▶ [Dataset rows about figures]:

= = = =

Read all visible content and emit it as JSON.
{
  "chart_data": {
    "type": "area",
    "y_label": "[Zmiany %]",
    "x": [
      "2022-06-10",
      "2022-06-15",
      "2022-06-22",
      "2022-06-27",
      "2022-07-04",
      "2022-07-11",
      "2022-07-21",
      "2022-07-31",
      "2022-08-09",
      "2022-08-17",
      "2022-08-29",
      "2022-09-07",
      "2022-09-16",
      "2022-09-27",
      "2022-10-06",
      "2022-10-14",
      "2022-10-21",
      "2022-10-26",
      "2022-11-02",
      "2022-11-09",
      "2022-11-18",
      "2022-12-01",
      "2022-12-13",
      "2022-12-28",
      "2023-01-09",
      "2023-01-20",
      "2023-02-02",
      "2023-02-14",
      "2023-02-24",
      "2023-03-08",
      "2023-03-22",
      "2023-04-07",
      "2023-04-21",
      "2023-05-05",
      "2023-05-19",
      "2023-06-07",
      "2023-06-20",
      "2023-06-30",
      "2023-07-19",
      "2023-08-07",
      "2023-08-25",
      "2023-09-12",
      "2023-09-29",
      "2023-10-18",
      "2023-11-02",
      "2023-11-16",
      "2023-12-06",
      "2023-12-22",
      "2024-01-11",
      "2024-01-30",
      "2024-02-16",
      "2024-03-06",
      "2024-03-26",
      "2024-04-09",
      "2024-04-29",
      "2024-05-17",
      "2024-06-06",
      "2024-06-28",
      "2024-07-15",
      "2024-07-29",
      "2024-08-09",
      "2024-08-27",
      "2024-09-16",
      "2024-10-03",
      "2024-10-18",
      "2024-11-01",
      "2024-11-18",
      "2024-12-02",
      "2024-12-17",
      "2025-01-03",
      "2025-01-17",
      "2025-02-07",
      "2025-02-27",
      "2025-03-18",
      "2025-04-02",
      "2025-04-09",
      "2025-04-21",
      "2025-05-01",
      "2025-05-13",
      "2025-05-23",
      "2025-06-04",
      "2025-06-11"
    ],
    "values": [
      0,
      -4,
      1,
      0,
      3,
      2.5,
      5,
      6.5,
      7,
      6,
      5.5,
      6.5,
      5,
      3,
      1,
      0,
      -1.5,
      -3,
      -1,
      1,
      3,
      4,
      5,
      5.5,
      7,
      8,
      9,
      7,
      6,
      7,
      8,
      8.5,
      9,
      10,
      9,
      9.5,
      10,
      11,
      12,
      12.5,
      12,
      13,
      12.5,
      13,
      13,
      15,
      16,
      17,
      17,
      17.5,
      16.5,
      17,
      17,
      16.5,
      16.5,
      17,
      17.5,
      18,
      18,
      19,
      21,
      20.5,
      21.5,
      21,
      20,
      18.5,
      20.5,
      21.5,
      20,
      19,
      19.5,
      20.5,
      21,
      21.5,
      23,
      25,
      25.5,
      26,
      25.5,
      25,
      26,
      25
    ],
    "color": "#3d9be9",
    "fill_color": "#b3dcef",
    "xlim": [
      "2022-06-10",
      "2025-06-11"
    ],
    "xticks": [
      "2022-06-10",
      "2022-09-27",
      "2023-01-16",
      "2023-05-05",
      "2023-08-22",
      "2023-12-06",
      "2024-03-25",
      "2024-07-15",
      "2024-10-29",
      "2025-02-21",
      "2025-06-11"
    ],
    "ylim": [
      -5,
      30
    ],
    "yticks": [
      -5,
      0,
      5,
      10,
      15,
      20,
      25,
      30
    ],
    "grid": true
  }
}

= = = =

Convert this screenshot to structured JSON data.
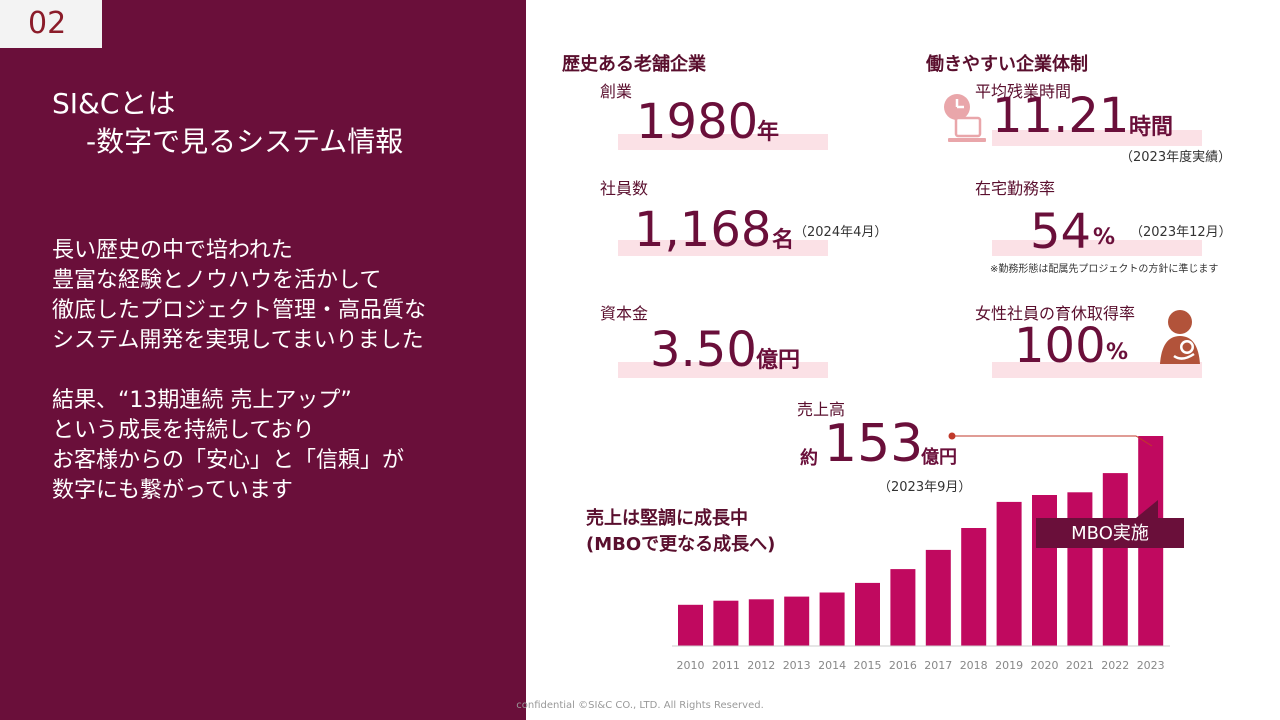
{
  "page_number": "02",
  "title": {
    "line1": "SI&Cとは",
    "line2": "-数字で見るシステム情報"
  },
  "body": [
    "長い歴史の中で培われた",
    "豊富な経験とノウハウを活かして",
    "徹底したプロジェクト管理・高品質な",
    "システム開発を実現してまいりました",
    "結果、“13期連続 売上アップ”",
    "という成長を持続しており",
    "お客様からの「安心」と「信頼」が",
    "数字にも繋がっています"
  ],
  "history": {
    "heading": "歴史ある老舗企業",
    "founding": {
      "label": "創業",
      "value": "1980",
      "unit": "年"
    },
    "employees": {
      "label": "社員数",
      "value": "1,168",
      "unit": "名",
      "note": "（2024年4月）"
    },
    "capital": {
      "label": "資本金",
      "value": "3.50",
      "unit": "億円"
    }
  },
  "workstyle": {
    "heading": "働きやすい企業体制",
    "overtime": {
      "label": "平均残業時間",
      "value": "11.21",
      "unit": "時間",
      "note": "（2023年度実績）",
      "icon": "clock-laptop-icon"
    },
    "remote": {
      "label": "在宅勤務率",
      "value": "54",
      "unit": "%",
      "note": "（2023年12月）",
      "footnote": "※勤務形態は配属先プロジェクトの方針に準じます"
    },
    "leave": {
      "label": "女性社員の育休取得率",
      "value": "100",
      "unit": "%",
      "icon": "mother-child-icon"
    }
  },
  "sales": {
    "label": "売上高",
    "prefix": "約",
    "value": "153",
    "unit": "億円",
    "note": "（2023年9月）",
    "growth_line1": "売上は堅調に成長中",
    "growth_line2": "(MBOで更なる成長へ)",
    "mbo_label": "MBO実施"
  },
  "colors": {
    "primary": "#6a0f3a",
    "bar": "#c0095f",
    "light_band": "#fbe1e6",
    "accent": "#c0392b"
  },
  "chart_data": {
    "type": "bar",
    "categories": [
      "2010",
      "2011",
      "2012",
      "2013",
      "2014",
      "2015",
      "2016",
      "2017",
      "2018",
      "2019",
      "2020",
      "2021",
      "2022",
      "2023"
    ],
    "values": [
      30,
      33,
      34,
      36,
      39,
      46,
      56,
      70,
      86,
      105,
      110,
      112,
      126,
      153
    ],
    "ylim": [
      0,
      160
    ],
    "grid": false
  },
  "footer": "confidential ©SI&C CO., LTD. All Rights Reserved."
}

= = = =

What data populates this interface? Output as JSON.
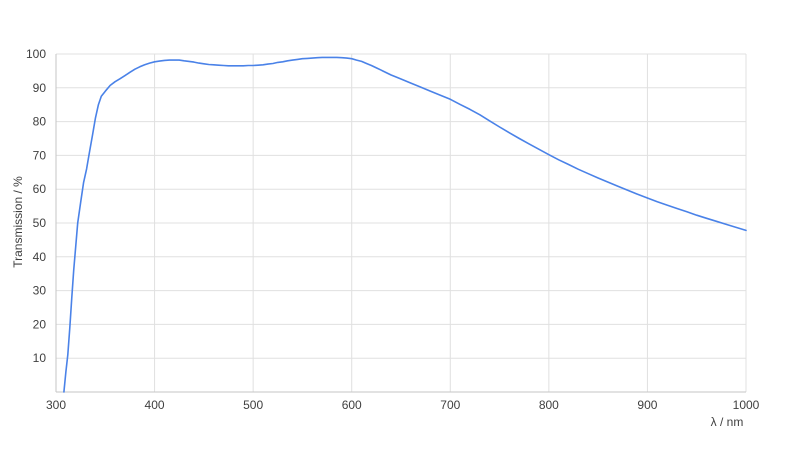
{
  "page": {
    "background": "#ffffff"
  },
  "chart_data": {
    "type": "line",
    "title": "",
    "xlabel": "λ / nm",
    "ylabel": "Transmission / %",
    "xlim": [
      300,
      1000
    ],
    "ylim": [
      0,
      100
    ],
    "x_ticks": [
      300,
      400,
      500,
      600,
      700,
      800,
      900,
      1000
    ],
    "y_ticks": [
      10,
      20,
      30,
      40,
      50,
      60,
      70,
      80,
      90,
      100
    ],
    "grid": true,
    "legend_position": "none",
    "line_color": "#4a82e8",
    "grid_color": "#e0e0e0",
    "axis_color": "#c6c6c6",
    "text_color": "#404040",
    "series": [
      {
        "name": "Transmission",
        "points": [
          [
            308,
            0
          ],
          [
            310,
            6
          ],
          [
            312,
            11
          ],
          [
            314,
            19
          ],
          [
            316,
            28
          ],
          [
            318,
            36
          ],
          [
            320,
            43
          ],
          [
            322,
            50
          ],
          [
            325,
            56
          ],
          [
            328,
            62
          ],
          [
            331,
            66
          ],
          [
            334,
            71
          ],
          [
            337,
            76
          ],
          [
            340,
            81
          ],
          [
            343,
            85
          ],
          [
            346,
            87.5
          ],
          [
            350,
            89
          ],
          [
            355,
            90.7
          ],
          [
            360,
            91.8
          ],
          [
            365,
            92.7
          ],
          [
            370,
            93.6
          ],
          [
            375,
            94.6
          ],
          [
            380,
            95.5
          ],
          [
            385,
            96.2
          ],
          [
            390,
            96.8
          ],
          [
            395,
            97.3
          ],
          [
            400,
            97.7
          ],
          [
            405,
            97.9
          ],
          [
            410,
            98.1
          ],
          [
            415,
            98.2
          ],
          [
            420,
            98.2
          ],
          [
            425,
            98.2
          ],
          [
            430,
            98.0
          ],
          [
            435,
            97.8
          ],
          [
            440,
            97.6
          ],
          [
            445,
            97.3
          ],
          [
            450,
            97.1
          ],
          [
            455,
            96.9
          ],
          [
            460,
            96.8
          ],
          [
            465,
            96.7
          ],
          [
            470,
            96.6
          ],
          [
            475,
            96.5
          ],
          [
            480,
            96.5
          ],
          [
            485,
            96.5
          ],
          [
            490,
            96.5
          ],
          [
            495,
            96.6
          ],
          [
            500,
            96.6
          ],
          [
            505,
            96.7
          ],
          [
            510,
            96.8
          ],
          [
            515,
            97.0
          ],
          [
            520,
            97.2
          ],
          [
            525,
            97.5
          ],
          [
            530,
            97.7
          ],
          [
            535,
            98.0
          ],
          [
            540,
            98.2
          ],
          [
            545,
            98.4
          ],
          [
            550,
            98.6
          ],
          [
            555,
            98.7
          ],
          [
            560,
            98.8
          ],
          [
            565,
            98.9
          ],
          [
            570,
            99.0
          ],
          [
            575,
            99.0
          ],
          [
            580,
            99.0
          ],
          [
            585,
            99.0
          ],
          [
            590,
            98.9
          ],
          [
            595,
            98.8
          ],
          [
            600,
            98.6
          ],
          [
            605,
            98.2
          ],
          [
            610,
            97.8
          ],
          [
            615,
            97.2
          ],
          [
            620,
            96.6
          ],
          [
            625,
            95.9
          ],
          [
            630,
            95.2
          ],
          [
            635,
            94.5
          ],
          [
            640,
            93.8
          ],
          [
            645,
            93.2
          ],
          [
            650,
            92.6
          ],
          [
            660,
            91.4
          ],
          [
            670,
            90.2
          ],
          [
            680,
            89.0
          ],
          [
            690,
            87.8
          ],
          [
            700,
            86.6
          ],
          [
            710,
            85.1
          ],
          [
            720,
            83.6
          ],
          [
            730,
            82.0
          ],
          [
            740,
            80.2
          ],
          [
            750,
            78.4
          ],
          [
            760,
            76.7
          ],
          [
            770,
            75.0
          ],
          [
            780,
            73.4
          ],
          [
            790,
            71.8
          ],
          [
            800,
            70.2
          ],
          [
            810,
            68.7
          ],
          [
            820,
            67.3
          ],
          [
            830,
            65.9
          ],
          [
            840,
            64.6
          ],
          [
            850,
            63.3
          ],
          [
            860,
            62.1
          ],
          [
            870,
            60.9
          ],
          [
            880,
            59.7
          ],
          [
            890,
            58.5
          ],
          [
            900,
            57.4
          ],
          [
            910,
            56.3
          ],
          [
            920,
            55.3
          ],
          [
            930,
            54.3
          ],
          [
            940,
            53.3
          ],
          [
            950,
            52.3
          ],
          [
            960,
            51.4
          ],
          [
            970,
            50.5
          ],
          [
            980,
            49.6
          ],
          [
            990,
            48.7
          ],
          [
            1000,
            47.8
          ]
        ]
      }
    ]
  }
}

= = = =

▶ [Task instructions]: Using the listing above, return all lines where the word "Transmission" occurs.

▶ [Full answer]:
    "ylabel": "Transmission / %",
        "name": "Transmission",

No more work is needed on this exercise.